'''
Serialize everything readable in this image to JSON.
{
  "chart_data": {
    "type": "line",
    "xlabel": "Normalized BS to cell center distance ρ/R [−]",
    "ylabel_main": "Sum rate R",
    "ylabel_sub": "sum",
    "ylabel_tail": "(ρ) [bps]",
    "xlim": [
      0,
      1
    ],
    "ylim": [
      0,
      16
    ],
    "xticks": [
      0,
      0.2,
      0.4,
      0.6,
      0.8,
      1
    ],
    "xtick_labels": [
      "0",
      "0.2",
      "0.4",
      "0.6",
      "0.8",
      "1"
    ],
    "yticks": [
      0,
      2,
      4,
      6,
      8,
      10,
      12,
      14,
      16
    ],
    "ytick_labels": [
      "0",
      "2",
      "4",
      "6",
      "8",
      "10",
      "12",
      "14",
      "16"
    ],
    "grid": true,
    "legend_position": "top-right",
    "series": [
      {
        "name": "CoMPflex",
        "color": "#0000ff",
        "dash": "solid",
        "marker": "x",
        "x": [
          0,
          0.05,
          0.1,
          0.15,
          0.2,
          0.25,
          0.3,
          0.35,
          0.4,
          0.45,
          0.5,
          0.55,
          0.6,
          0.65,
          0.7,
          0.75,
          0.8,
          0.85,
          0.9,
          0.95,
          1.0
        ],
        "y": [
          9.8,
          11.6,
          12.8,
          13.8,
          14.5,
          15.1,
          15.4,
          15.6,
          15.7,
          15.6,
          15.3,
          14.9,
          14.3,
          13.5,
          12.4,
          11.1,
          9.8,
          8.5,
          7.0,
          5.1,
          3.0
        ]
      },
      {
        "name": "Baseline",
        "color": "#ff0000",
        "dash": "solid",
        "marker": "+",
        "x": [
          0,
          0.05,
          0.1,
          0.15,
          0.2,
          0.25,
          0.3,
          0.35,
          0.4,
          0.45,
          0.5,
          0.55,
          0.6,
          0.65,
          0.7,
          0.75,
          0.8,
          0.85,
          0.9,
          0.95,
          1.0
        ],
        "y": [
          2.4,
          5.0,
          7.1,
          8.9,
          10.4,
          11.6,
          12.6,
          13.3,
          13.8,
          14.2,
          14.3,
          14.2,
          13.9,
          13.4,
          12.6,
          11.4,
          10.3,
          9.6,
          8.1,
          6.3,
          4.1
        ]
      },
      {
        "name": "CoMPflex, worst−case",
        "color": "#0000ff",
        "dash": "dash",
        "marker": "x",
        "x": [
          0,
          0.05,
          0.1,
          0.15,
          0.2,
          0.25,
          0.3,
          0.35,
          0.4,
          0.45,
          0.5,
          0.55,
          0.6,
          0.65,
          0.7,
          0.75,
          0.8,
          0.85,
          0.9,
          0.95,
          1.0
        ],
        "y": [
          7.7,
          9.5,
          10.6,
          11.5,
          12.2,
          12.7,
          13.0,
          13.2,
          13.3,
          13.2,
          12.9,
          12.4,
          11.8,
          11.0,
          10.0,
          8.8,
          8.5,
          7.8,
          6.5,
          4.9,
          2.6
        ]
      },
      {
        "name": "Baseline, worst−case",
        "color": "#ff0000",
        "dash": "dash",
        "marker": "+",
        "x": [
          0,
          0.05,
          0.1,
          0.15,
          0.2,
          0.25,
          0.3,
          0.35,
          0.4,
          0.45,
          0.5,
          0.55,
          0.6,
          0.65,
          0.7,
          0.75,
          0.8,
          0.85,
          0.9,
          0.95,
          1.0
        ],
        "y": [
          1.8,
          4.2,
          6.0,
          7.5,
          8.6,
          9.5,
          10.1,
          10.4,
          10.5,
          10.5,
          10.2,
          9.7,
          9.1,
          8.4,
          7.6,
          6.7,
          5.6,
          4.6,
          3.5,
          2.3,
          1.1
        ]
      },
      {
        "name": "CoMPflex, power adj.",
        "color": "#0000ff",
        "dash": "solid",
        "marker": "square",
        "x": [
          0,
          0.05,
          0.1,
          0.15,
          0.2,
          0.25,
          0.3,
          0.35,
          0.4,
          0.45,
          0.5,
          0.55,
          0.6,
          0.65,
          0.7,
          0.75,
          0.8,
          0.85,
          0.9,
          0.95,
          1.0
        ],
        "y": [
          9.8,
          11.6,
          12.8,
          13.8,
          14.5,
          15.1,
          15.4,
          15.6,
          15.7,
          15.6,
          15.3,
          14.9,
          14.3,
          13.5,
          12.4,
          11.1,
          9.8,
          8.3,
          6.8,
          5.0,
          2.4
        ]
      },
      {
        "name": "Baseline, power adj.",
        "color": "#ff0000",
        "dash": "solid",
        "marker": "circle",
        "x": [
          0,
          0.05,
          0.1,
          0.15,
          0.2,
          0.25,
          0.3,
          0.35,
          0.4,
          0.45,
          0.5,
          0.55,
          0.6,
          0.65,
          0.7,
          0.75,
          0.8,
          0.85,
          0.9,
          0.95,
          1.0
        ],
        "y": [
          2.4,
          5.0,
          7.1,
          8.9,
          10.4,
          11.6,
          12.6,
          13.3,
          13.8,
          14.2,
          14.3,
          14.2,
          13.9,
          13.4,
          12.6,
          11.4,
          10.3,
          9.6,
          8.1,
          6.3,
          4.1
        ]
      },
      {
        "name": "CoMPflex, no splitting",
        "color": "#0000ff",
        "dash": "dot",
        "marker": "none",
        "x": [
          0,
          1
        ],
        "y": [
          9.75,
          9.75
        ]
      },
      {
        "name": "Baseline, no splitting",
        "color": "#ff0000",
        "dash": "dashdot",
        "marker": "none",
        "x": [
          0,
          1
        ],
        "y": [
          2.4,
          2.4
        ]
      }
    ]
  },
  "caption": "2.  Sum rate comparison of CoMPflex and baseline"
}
'''
_Set problem:_ Every line holding "worst" should be copied out.

_Completed task:_
        "name": "CoMPflex, worst−case",
        "name": "Baseline, worst−case",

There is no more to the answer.